--- start MATERIAL FOR THIS TASK ---

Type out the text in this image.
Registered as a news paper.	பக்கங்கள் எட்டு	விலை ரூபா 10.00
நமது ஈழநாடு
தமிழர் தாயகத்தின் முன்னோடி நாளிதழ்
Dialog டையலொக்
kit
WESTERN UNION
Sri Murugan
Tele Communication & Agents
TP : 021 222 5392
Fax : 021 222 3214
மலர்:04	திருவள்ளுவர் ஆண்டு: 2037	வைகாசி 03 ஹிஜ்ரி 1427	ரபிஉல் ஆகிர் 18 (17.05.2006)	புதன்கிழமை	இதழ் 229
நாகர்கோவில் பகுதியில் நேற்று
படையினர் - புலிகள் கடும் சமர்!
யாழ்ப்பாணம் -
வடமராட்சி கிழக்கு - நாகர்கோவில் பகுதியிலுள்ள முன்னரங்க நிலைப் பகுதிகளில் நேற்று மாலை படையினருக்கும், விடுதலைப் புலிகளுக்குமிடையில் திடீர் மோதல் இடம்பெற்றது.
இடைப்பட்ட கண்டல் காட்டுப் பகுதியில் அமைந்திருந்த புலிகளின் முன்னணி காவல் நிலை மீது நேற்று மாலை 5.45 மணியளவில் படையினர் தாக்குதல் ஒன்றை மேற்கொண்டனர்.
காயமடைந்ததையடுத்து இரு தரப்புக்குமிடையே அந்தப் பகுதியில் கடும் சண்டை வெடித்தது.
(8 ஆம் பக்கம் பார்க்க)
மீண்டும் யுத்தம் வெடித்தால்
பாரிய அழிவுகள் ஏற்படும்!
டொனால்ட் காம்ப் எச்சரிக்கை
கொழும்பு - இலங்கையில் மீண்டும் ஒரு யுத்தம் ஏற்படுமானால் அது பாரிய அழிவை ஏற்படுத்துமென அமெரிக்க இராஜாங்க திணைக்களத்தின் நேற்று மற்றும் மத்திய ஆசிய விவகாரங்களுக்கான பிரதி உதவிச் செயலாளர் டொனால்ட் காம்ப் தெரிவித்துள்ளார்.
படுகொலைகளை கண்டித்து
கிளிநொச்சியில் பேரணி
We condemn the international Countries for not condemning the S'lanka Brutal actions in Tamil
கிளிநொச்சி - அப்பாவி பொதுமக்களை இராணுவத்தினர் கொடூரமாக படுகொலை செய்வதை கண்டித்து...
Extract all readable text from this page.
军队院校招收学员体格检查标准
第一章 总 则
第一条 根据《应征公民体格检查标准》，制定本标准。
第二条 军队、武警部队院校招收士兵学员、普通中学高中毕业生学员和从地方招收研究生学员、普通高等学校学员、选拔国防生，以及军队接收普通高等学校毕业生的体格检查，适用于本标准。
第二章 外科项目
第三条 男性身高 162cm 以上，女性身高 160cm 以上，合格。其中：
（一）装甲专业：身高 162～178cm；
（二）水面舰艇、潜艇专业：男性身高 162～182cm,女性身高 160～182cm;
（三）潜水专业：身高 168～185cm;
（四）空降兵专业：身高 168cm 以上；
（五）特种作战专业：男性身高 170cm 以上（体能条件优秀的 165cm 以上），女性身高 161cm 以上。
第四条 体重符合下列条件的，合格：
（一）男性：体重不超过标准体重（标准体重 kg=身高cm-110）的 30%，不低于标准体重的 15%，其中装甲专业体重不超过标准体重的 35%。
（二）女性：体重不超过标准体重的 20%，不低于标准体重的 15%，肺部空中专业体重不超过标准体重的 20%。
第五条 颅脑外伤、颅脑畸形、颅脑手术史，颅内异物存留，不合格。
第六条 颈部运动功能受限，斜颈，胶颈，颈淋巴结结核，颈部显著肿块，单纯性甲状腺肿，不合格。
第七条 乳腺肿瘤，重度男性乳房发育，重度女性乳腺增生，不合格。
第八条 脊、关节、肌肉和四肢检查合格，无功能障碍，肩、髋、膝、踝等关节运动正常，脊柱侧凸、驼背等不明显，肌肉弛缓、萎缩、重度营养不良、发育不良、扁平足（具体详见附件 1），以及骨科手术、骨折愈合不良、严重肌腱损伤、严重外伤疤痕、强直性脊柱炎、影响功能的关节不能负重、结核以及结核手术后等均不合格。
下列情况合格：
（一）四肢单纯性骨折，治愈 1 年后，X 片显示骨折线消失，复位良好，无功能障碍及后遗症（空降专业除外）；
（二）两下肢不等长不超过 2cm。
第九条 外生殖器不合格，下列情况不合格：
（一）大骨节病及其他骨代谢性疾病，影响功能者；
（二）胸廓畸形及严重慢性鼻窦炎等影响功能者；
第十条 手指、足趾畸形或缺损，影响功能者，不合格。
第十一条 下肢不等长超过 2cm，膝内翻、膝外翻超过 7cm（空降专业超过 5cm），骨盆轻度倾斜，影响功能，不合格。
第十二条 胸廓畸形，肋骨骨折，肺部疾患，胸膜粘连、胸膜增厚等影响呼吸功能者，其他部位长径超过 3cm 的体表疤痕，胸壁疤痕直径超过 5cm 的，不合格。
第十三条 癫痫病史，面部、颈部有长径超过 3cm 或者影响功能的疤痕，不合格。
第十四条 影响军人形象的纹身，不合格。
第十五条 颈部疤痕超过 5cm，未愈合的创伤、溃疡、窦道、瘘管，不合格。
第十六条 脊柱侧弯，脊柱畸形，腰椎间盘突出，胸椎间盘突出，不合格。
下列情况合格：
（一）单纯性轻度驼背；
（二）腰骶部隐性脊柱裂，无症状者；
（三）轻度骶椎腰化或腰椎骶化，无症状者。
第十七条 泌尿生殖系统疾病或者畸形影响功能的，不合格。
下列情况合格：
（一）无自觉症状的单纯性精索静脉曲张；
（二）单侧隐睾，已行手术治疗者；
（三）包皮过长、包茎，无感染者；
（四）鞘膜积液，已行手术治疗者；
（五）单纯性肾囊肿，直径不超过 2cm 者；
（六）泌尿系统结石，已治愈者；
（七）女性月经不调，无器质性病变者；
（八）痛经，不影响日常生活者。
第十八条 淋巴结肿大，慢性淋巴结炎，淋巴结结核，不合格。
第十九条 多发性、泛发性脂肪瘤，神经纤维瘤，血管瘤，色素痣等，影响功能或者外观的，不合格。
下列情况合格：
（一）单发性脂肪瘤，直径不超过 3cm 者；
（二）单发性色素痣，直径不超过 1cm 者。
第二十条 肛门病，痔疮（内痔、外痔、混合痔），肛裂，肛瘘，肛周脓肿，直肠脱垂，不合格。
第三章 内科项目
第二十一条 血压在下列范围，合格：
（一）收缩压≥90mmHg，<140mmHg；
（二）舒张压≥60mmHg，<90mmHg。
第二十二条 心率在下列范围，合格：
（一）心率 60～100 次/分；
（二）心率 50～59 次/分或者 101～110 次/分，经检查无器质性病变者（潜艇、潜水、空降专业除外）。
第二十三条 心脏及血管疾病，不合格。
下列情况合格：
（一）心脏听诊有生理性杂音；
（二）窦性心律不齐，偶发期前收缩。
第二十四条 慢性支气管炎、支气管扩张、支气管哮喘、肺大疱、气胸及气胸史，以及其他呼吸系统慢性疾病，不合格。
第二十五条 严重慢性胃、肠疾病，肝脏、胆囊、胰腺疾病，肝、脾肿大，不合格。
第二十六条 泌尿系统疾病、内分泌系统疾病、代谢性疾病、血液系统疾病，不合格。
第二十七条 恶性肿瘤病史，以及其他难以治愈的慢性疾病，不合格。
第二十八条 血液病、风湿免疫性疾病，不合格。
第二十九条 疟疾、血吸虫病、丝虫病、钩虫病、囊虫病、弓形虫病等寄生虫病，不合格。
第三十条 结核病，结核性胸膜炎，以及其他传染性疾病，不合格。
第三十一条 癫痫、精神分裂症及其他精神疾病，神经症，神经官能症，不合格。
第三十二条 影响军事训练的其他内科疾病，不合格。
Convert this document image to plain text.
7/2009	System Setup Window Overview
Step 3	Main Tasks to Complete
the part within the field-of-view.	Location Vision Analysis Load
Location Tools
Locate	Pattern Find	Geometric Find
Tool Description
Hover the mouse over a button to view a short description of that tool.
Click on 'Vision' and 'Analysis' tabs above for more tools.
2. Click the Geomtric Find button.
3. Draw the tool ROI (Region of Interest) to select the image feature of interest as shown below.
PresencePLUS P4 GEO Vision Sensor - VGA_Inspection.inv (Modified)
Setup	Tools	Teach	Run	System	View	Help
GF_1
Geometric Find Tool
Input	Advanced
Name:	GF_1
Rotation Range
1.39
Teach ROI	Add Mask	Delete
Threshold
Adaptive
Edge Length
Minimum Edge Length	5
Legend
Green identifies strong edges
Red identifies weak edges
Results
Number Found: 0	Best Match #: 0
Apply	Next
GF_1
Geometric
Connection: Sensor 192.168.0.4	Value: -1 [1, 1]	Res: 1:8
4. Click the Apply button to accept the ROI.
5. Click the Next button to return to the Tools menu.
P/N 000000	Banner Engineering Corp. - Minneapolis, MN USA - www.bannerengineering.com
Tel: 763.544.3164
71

--- end MATERIAL FOR THIS TASK ---

## YOUR INSTRUCTIONS
From the records above, how many lines include the word "Vision"? Only the number is wanted.

## WRITTEN REPLY
3